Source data
======

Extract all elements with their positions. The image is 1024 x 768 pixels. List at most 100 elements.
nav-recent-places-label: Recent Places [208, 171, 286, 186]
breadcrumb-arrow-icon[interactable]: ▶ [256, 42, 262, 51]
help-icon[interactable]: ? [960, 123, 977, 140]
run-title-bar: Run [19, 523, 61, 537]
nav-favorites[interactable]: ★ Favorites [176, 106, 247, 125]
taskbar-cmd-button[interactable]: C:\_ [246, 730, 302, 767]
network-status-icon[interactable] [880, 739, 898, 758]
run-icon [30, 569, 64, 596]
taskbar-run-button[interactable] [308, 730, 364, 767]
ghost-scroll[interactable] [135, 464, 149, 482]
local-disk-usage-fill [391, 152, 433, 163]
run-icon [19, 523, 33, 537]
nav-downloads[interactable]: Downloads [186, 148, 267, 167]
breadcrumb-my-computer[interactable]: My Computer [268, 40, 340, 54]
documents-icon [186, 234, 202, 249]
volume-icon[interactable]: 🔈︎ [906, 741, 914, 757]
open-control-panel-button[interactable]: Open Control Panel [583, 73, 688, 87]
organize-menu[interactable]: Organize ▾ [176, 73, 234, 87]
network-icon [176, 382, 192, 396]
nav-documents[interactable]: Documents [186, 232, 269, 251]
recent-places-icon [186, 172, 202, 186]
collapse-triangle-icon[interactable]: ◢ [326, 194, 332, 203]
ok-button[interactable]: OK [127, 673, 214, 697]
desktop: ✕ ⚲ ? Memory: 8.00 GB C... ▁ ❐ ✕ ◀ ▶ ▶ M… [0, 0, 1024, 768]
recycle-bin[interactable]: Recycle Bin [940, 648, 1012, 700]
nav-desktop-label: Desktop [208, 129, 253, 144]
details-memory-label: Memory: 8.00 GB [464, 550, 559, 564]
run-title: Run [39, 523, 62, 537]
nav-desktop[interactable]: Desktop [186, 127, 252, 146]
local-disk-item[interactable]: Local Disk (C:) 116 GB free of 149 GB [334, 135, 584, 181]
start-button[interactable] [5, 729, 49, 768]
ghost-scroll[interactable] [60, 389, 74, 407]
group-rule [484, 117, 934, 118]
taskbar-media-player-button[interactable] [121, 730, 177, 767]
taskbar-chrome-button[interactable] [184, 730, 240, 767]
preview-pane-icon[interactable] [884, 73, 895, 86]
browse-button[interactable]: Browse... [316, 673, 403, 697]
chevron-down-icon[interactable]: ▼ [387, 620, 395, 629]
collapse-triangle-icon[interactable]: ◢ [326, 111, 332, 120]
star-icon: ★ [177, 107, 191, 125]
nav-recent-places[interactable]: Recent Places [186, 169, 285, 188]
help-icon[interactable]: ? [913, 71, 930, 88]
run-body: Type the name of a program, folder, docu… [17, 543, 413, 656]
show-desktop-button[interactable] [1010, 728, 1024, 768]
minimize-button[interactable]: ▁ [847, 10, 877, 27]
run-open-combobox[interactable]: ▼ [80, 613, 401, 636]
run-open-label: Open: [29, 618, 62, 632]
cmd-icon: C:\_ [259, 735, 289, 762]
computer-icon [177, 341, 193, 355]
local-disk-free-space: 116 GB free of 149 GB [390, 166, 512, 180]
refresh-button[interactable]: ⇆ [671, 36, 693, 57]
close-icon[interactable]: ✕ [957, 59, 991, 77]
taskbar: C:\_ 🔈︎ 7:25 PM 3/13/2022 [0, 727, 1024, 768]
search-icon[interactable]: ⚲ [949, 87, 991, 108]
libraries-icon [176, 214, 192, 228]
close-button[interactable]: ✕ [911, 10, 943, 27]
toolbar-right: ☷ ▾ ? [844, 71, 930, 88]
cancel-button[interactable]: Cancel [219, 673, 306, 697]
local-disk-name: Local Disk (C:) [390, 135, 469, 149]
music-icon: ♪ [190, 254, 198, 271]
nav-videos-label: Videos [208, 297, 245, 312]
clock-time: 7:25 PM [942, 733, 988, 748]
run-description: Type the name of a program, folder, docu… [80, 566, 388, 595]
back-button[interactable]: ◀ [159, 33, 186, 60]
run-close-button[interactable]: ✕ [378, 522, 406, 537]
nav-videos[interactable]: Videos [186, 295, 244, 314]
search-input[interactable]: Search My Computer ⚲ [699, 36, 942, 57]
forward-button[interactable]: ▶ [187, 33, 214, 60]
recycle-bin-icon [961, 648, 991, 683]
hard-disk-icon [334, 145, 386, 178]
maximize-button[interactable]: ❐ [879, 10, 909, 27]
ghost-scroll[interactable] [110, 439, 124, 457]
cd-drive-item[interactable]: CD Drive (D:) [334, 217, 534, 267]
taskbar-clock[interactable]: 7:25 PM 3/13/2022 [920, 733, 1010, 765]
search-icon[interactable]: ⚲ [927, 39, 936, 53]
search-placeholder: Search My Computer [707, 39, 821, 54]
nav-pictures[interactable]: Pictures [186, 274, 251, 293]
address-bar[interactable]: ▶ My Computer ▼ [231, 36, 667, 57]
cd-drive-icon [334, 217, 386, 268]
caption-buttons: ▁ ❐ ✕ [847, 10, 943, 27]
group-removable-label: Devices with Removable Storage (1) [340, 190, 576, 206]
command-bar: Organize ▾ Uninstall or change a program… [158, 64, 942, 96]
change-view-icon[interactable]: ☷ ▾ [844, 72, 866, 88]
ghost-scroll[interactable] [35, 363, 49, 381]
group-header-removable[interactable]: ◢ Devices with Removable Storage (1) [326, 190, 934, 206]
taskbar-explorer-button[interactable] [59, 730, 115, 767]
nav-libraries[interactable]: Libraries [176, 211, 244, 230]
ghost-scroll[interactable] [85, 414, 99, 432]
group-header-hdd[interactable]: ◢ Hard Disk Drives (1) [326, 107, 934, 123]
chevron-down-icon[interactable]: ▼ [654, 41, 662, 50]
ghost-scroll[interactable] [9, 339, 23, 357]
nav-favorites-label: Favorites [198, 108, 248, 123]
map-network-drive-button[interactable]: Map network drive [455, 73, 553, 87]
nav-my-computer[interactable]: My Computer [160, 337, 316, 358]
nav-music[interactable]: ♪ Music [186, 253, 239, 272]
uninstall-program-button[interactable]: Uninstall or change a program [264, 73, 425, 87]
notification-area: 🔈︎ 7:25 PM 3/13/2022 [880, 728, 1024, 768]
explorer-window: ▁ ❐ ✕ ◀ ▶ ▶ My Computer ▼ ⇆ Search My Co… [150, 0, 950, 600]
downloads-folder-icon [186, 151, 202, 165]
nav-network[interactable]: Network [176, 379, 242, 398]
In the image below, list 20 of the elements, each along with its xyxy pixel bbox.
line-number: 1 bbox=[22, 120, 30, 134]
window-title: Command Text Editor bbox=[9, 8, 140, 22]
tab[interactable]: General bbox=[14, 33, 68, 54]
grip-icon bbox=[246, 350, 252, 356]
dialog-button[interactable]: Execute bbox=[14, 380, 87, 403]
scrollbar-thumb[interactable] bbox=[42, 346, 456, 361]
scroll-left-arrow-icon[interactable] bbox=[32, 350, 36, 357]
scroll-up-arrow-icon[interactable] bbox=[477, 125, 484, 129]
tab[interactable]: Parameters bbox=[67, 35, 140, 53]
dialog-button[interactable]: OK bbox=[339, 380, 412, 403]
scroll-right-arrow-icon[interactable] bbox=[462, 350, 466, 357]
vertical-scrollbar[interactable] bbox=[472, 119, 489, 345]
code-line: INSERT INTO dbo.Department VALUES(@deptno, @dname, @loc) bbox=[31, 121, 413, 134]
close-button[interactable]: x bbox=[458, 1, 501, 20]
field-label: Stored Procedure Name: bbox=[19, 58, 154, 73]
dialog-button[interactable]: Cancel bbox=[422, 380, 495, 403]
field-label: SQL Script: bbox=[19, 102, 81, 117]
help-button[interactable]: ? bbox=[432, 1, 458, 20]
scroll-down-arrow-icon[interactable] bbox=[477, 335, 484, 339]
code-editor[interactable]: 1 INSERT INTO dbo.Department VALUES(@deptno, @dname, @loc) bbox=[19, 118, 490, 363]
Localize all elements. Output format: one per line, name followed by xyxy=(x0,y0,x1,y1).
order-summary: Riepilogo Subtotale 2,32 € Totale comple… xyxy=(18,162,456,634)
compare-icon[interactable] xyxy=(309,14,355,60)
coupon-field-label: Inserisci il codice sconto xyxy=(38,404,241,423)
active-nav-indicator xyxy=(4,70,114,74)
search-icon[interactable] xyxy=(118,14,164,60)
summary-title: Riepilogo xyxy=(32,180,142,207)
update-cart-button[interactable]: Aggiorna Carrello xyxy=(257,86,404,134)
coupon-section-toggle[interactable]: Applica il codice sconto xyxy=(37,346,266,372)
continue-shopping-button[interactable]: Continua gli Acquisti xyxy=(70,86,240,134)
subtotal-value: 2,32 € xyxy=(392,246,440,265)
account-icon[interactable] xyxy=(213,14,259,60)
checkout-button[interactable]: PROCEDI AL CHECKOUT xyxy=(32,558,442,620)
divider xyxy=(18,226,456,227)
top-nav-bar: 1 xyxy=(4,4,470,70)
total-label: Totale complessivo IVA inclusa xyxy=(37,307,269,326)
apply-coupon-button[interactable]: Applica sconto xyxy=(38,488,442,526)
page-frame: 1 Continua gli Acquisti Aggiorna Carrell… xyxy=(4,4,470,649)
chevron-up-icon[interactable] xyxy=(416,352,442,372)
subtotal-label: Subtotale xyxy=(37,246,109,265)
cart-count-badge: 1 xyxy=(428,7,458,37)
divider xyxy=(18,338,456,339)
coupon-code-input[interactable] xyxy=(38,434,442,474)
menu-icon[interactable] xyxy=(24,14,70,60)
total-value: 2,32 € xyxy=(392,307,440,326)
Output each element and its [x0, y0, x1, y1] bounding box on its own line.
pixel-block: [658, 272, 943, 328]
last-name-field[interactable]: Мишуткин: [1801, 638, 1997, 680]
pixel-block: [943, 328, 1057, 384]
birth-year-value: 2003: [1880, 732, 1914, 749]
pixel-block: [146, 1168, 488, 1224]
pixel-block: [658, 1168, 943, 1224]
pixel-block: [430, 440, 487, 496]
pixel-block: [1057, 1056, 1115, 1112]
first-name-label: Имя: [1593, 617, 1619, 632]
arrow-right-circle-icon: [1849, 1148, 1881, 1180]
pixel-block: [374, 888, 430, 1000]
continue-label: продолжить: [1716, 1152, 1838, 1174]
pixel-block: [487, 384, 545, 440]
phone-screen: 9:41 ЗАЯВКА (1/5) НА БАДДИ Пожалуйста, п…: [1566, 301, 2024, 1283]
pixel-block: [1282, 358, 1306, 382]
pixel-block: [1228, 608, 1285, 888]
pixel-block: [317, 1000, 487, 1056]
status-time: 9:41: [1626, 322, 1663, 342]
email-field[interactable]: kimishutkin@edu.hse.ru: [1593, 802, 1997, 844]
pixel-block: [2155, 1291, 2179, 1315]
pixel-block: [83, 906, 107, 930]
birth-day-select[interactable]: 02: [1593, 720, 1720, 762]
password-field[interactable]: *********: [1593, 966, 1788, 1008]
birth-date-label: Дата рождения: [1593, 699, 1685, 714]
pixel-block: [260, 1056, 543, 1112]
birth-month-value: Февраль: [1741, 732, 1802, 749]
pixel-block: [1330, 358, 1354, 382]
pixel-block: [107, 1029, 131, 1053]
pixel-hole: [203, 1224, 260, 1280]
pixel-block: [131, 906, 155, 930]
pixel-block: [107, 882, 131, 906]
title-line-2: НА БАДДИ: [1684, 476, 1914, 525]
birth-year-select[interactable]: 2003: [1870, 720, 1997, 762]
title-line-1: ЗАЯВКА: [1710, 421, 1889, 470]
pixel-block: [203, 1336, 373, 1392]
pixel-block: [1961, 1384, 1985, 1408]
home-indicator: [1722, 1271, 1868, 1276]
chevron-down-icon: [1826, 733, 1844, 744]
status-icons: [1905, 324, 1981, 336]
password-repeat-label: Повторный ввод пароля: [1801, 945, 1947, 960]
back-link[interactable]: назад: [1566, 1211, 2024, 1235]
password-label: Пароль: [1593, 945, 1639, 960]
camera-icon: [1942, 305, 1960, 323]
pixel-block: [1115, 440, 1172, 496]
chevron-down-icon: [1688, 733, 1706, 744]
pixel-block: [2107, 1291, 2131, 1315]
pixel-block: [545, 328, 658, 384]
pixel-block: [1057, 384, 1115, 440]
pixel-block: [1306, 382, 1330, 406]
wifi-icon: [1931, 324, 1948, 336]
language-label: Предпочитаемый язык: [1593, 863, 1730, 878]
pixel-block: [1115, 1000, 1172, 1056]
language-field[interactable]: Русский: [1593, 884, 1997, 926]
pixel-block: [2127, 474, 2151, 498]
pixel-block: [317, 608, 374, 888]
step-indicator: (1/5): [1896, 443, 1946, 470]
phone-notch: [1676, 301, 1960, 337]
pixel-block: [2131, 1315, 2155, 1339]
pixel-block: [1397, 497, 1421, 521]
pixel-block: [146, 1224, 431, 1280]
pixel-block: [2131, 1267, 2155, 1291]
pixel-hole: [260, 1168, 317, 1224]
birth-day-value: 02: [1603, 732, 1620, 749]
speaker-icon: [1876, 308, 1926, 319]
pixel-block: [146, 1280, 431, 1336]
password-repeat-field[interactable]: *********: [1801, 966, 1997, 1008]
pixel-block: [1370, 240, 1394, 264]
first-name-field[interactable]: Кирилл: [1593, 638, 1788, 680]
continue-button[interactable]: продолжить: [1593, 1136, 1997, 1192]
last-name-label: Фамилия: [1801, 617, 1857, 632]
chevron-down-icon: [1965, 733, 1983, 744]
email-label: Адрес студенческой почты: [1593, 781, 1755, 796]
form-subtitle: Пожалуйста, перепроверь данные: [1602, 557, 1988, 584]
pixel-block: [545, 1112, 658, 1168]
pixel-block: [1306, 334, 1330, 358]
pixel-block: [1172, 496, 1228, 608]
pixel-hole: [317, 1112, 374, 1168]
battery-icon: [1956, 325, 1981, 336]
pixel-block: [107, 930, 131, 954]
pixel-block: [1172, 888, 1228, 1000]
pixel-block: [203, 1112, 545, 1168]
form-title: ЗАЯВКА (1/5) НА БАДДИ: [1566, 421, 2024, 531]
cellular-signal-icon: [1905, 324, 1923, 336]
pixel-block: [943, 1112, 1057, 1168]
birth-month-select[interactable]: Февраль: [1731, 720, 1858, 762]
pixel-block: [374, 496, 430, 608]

======

# WHAT THE EXERCISE ASKS:
Return each line above that contains the string "menu".

# FINAL RESULT:
organize-menu[interactable]: Organize ▾ [176, 73, 234, 87]
menu-icon[interactable] xyxy=(24,14,70,60)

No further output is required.